begin

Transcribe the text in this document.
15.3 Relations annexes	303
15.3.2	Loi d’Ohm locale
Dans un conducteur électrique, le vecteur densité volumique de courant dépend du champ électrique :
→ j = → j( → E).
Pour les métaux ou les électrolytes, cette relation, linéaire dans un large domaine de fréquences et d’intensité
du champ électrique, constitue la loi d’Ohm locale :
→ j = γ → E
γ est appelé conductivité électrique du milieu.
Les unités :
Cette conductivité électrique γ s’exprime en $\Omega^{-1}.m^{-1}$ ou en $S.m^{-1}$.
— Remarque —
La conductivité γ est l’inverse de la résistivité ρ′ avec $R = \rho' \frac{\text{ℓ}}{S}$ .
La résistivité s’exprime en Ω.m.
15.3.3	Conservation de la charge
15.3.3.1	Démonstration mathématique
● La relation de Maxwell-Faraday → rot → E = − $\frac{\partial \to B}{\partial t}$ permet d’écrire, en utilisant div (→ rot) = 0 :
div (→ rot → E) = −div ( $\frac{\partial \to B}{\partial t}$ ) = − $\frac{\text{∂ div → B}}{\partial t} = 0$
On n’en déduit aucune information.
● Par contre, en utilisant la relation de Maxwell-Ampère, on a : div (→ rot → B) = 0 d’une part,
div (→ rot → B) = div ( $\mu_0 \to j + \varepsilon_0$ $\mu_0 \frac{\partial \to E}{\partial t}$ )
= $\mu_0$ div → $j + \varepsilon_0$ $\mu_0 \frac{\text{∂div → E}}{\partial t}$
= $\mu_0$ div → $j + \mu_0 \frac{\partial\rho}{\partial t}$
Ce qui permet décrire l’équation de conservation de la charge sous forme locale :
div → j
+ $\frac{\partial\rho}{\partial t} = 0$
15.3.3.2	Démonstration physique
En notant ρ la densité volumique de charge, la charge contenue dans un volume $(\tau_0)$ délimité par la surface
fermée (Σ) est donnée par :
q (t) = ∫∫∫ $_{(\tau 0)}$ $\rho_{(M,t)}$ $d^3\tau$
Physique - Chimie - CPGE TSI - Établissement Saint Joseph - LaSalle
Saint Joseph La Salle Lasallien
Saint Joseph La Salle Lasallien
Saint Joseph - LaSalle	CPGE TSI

end

> [TASK] Pick out each line containing the string "CPGE" and copy it.

> [TASK OUTPUT]
Physique - Chimie - CPGE TSI - Établissement Saint Joseph - LaSalle
Saint Joseph - LaSalle	CPGE TSI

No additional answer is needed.